Dataset records
==============================

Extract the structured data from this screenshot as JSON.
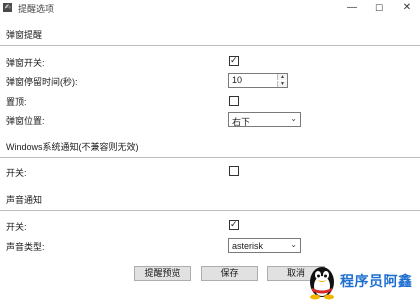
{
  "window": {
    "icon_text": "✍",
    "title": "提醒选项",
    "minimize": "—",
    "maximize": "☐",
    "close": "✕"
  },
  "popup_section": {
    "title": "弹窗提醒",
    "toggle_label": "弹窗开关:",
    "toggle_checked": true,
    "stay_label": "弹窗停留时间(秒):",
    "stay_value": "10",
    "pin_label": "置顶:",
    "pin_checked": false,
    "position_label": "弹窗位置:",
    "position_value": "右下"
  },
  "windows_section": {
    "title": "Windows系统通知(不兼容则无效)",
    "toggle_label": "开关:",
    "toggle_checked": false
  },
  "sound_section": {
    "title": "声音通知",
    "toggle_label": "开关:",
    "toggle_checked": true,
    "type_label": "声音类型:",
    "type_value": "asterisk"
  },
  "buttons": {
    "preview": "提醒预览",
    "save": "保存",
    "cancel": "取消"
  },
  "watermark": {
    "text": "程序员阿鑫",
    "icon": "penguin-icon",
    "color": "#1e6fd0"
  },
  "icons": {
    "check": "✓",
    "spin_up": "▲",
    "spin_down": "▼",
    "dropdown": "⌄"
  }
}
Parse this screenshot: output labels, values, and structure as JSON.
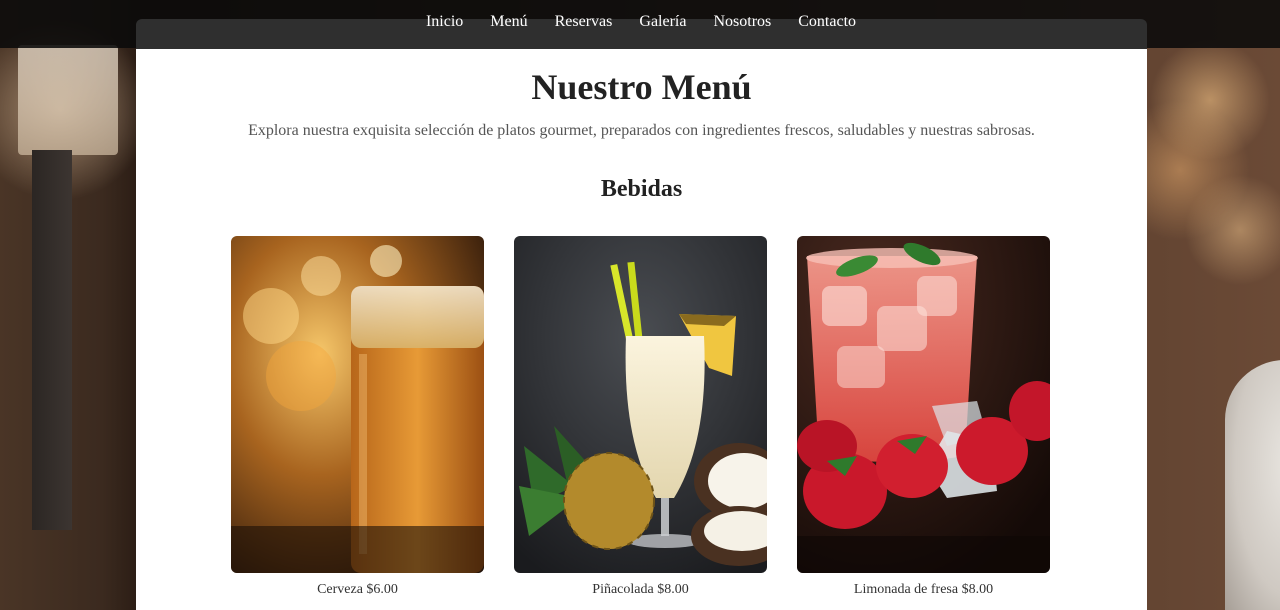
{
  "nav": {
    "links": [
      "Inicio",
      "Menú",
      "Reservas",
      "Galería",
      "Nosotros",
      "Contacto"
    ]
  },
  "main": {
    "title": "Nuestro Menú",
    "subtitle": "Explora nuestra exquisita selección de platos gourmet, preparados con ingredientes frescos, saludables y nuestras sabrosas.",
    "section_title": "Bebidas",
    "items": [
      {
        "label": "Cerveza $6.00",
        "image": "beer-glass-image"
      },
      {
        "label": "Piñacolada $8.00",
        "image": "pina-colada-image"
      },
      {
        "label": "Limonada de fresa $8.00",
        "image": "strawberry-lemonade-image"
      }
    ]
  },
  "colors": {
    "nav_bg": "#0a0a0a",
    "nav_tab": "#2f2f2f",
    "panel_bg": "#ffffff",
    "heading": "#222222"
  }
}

==============================

REQUEST:
Which lines contain the word "screenshot"? Return each of them.

COMPLETED TASK:
Extract the structured data from this screenshot as JSON.
Parse this screenshot: output labels, values, and structure as JSON.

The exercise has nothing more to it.